Record set:
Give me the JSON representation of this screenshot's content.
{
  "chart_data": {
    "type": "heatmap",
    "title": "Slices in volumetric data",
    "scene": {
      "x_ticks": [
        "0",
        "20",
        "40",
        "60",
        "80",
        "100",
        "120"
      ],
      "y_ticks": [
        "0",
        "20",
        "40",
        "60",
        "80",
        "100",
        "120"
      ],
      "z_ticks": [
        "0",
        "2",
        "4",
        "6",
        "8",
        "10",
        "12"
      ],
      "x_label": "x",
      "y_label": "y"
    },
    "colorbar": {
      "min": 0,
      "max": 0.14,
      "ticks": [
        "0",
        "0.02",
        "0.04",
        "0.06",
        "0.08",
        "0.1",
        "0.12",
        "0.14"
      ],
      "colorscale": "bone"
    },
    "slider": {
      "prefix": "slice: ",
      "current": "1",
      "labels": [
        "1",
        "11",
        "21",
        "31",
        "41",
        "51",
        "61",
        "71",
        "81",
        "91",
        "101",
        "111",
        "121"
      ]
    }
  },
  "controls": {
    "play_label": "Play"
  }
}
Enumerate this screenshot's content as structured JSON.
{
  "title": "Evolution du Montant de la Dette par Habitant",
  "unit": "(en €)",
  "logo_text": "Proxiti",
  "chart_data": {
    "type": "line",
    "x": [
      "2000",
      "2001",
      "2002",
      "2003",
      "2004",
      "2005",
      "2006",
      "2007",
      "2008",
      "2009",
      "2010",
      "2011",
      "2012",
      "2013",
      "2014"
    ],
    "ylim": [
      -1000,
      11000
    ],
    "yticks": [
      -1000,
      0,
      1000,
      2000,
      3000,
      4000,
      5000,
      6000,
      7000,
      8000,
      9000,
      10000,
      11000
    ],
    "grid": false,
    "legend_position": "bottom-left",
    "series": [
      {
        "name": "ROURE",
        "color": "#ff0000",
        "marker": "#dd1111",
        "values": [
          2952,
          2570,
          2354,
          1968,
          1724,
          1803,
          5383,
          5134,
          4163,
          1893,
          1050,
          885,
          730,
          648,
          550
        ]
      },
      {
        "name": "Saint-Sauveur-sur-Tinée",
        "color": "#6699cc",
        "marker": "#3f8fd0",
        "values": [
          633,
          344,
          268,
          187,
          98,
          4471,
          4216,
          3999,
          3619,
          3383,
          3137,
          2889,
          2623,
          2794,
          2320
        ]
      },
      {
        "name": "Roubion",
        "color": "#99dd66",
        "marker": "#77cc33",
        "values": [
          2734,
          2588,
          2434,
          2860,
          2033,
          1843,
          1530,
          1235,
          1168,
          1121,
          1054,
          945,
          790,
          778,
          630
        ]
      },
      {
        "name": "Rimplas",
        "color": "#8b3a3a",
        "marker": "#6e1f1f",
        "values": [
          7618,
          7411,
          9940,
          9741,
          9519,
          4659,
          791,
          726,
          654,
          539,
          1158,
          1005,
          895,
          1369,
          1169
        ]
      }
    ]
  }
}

The problem: Wherever "this" shows up in a line, copy that line.

Written response:
Give me the JSON representation of this screenshot's content.
Enumerate this screenshot's content as structured JSON.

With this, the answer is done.